Begin GIVEN RECORDS
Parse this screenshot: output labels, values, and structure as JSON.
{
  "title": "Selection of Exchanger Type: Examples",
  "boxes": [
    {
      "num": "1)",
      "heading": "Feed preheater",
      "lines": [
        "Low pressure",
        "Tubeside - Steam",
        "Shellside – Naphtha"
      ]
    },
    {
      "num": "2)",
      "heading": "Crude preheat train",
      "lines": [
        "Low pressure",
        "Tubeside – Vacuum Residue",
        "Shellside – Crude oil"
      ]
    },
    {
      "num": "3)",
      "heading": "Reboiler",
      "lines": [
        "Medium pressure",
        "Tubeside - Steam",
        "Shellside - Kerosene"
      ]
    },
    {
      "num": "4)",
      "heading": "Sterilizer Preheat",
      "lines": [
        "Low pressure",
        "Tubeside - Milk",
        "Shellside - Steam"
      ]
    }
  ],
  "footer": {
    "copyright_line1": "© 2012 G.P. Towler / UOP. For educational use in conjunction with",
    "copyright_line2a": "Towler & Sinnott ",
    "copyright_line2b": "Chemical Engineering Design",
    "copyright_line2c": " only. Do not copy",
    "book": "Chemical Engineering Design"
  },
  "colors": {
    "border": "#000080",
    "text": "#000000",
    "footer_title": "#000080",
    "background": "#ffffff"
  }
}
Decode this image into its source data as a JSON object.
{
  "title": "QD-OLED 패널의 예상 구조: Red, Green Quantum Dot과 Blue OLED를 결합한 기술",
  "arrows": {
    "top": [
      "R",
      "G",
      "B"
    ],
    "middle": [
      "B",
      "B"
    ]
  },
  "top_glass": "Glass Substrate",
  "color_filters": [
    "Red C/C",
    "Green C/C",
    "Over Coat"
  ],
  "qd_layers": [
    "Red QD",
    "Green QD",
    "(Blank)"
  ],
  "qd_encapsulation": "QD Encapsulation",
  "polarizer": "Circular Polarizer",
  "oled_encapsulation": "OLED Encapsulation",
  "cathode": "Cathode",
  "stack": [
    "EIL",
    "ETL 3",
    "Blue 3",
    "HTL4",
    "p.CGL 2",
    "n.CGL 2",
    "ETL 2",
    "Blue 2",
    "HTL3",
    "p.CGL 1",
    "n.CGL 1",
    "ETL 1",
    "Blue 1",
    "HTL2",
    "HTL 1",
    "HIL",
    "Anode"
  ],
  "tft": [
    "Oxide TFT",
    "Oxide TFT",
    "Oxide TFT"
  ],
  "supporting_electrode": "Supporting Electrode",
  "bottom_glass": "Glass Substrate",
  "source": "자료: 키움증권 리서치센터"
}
End GIVEN RECORDS
§ TASK DIRECTIONS:
From the listing, copy each line containing the word "Engineering".

§ SOLUTION TO THIS PROBLEM:
    "copyright_line2b": "Chemical Engineering Design",
    "book": "Chemical Engineering Design"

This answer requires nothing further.